SÖYLEŞİ | Engin Solakoğlu: Sürpriz olmazsa İsveç ve Finlandiya NATO'ya katılacaktır

İsveç ve Finlandiya'nın NATO'ya üyelik gündemleri son günlerin sıcak konusu. Emekli diplomat ve soL yazarı Engin Solakoğlu gelişmelerle ilgili soL'un sorularını yanıtladı.

Volkan Algan

İsveç ve Finlandiya'nın NATO'ya üyeliği son günlerin sıcak tartışma başlıklarından. ABD, İngiltere, Almanya gibi emperyalist merkezler bu katılımı desteklerken Rusya gidişattan duyduğu hoşnutsuzluğu açıkça dile getiriyor. NATO'nun sınırına dayandığı gerekçesiyle Ukrayna harekatını başlatan Rusya'nın, bu ülkeden belki de daha fazla sınırının olduğu Finlandiya'nın birliğe katılmasına ne yanıt vereceği merak konusu.

┄┄┄┄┄┄┄┄┄┄┄┄┄┄┄┄┄┄┄┄

Aşağıdakileri tamamlayın:
1 - Makalede "İsveç ve Finlandiya'nın" ifadesiyle başlayıp "vereceği merak konusu." ifadesiyle biten bölümü aynen yazdırın.
2 - Makaledeki şu cümleyi İngilizceye çevirin: "ABD, İngiltere, Almanya gibi emperyalist merkezler bu katılımı desteklerken Rusya gidişattan duyduğu hoşnutsuzluğu açıkça dile getiriyor."

Sağlanan veriler:

┄┄┄┄┄┄┄┄┄┄┄┄┄┄┄┄┄┄┄┄

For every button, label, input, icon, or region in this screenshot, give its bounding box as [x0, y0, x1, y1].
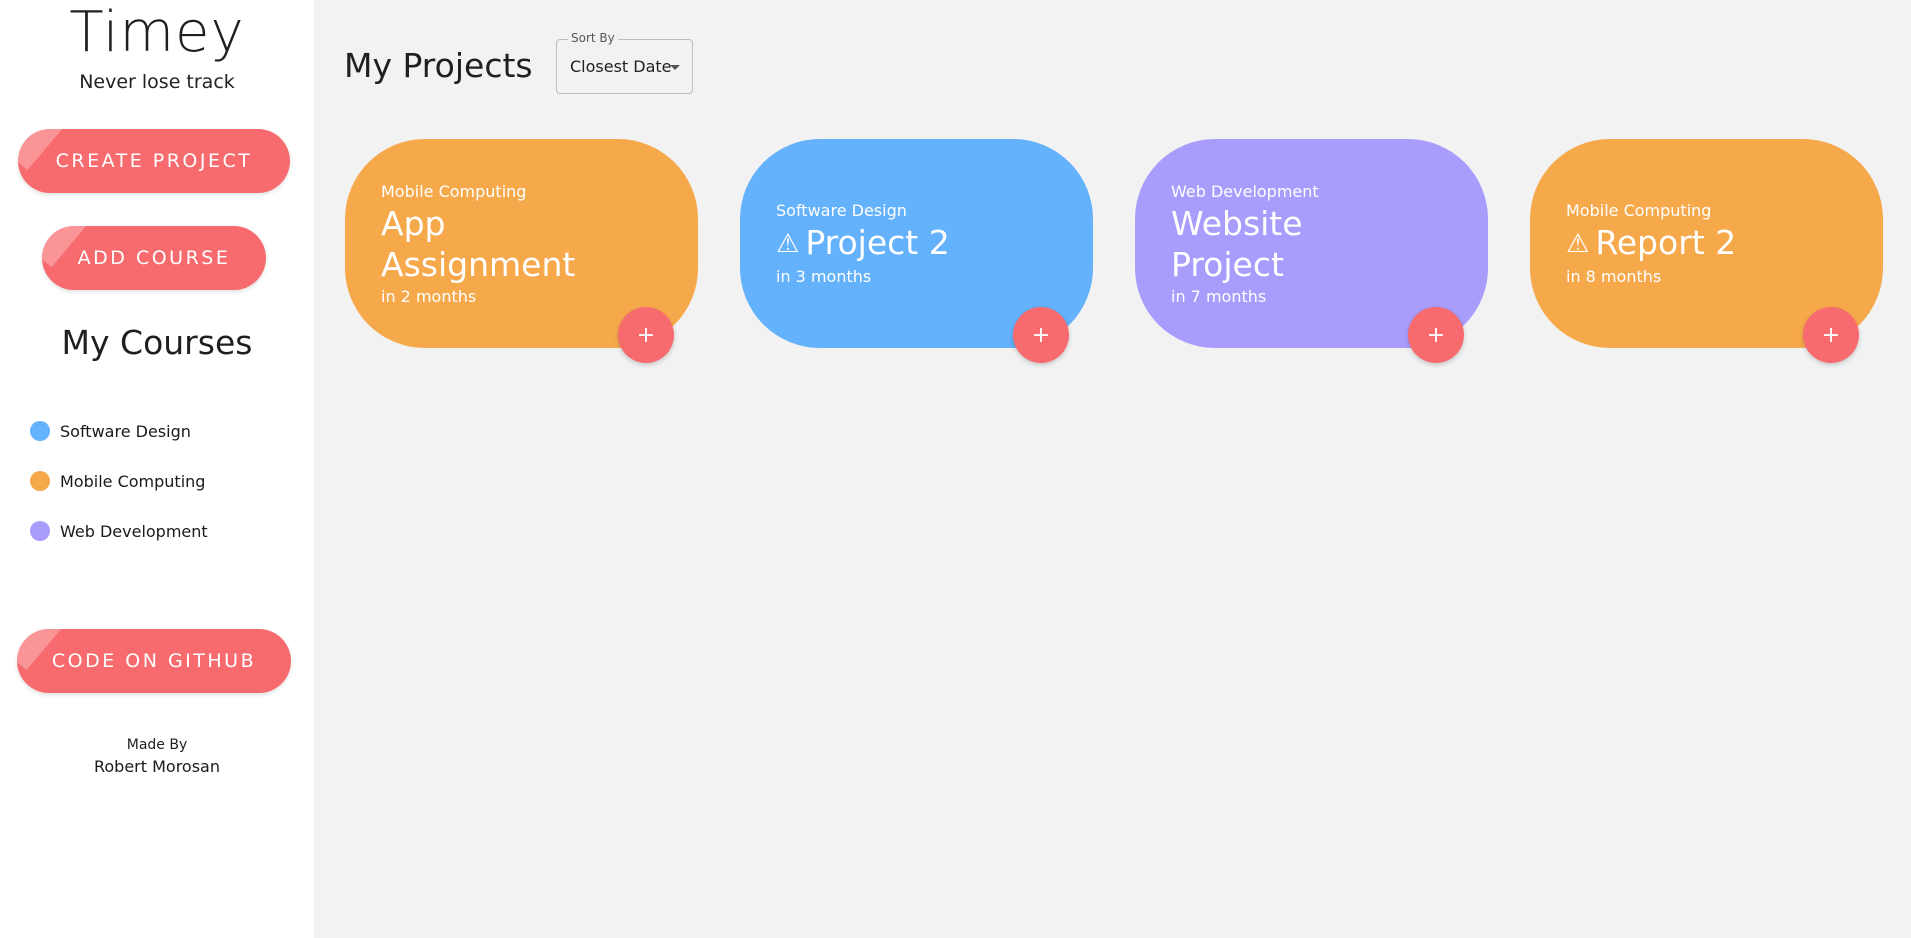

┄┄┄┄┄┄┄┄┄┄┄┄┄┄┄┄┄┄┄┄

Yanıtlar aşağıda:
1 -
İsveç ve Finlandiya'nın NATO'ya üyelik gündemleri son günlerin sıcak konusu. Emekli diplomat ve soL yazarı Engin Solakoğlu gelişmelerle ilgili soL'un sorularını yanıtladı.

Volkan Algan

İsveç ve Finlandiya'nın NATO'ya üyeliği son günlerin sıcak tartışma başlıklarından. ABD, İngiltere, Almanya gibi emperyalist merkezler bu katılımı desteklerken Rusya gidişattan duyduğu hoşnutsuzluğu açıkça dile getiriyor. NATO'nun sınırına dayandığı gerekçesiyle Ukrayna harekatını başlatan Rusya'nın, bu ülkeden belki de daha fazla sınırının olduğu Finlandiya'nın birliğe katılmasına ne yanıt vereceği merak konusu.

2 - While imperialist centers such as the US, the UK and Germany support this accession, Russia openly voices its displeasure with the course of events.